- _Texto proporcionado_:
Las sustancias psicodélicas son definidas por muchos como “llaves” o “herramientas” para descubrir y alcanzar lugares profundos de la mente humana. Desde el descubrimiento del LSD (dietilamida de ácido lisérgico) este ha sido investigado por sus propiedades terapéuticas. Sin embargo, otro interés ha girado en torno a la experimentación con este tipo de drogas, uno más oscuro: el control mental.
Al concluir la segunda guerra mundial las tensiones entre el bloque soviético y los aliados a Estados Unidos desencadenaron una competencia militar, tecnológica y de espionaje. Fue un contexto en el cual hubo un gran desarrollo de armas químicas, por ejemplo. Cualquier posible ventaja era explotada hasta su máximo provecho en contra de ‘el enemigo’.
Por ello, cuando las instituciones de inteligencia estadounidense escucharon rumores sobre la posibilidad de alterar recuerdos o el comportamiento de las personas sin que estas estuviesen conscientes de ello, pusieron manos a la obra.
En 1949 la recién nacida CIA (Agencia Central de Inteligencia) lanzó su programa Proyecto Bluebird el cual probaba drogas en ciudadanos estadounidenses (la mayoría de bases militares o prisiones federales) quienes poco sabían de lo que ocurría. Una de estas drogas, fue el LSD.

- _Extractos de datos_:
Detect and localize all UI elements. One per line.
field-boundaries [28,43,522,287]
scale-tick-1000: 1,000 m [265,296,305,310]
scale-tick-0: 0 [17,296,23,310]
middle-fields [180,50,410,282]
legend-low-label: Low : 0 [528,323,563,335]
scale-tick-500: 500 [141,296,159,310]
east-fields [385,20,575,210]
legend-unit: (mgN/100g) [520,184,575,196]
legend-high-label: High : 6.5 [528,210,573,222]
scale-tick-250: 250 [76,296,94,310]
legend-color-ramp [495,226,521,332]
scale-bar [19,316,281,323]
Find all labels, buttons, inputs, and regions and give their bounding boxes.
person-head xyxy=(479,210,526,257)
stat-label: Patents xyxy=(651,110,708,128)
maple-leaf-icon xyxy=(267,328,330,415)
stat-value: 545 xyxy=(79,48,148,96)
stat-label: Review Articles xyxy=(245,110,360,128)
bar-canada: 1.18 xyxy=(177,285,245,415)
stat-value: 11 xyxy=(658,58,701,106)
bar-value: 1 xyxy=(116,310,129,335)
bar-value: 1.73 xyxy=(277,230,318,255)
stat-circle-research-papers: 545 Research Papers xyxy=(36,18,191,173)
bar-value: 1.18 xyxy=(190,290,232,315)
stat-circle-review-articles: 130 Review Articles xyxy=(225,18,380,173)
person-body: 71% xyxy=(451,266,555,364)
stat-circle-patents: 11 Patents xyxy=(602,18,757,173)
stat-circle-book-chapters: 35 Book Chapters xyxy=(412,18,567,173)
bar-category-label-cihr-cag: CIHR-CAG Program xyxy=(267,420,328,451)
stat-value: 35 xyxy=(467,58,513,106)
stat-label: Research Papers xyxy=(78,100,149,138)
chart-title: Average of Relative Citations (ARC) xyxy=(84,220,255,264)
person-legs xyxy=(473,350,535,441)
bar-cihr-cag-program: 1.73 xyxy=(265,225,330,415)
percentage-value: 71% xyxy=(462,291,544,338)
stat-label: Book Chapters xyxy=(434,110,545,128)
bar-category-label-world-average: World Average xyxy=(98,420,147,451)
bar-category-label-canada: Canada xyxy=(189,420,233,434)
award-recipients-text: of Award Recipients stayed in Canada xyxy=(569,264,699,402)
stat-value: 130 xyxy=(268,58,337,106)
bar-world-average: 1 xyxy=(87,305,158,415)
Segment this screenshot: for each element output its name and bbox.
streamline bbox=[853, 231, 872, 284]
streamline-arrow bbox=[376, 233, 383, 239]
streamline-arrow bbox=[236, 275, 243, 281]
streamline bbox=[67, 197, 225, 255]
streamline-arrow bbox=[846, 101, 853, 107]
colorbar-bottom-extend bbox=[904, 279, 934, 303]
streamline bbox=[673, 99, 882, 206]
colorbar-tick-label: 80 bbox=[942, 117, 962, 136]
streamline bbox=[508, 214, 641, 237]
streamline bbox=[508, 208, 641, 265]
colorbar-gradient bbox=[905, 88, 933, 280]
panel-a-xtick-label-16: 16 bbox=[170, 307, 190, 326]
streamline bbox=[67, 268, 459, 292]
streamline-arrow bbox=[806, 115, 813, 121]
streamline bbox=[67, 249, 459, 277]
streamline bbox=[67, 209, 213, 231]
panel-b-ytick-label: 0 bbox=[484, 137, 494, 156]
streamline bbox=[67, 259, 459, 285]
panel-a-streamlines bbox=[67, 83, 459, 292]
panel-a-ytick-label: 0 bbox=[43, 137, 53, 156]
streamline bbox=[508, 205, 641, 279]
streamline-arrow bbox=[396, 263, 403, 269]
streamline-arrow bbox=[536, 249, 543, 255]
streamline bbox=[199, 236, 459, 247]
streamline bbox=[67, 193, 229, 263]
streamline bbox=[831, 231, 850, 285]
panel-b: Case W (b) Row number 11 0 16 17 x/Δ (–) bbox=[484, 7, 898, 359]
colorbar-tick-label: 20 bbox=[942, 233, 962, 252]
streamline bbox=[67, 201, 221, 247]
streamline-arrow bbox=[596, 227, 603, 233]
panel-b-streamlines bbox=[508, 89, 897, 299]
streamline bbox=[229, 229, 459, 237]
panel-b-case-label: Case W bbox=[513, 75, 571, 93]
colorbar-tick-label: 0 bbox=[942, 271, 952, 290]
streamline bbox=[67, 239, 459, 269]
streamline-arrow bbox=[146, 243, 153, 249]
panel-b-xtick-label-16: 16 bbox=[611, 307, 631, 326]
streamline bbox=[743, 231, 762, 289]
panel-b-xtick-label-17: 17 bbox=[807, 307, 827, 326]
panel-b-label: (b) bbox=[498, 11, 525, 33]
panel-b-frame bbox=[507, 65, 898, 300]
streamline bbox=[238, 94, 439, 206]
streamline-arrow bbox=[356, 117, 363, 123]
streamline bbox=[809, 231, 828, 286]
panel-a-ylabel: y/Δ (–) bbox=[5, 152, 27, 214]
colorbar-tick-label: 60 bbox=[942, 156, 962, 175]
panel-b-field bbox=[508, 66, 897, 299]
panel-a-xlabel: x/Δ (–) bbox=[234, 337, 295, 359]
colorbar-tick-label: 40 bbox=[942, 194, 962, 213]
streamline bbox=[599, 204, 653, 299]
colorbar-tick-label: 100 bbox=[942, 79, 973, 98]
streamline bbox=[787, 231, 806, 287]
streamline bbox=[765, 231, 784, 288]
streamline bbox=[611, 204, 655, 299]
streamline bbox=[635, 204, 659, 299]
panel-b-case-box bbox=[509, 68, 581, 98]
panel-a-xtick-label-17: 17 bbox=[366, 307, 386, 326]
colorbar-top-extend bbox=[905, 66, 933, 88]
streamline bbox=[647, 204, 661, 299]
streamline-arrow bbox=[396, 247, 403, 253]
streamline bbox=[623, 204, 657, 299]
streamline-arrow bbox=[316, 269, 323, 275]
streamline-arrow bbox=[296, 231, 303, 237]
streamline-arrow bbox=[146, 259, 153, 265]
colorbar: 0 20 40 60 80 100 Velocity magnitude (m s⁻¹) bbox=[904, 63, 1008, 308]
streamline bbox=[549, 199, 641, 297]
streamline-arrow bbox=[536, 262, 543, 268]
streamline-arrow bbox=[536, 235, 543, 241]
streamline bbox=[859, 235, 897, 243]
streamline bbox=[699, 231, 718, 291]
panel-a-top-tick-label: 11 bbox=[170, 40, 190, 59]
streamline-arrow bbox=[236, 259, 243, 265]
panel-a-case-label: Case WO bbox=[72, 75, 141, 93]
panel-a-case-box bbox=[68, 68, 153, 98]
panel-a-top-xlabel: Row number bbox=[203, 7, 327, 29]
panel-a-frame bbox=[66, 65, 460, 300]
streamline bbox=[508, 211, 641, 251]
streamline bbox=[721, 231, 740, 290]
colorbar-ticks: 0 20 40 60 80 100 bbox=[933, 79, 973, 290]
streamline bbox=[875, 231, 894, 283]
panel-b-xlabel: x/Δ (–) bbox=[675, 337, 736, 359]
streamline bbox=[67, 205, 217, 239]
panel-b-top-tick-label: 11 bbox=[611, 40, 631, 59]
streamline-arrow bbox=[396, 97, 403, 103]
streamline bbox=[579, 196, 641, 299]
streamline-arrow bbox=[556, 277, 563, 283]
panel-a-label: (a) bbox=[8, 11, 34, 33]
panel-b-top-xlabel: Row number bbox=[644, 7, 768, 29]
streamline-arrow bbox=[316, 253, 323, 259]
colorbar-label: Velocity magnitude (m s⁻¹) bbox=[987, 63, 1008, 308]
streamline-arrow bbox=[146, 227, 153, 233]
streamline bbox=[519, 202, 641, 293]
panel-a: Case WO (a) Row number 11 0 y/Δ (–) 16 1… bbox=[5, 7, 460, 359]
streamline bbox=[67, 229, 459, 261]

- _Aplica lo leído_:
1 - Cita sin cambios el pasaje del texto sobre el LSD y el control mental: comienza en las palabras "Al concluir la" y termina después de "manos a la obra.".
2 - Responde según el texto sobre el LSD y el control mental:
(a) ¿Qué significan las siglas LSD?
(b) ¿Qué tipo de armas se desarrolló mucho, según se da como ejemplo, tras la segunda guerra mundial?
(c) ¿En qué año lanzó la CIA el Proyecto Bluebird?

- _Respuestas escritas_:
1 -
Al concluir la segunda guerra mundial las tensiones entre el bloque soviético y los aliados a Estados Unidos desencadenaron una competencia militar, tecnológica y de espionaje. Fue un contexto en el cual hubo un gran desarrollo de armas químicas, por ejemplo. Cualquier posible ventaja era explotada hasta su máximo provecho en contra de ‘el enemigo’.
Por ello, cuando las instituciones de inteligencia estadounidense escucharon rumores sobre la posibilidad de alterar recuerdos o el comportamiento de las personas sin que estas estuviesen conscientes de ello, pusieron manos a la obra.

2 -
(a) Dietilamida de ácido lisérgico.
(b) Armas químicas.
(c) En 1949.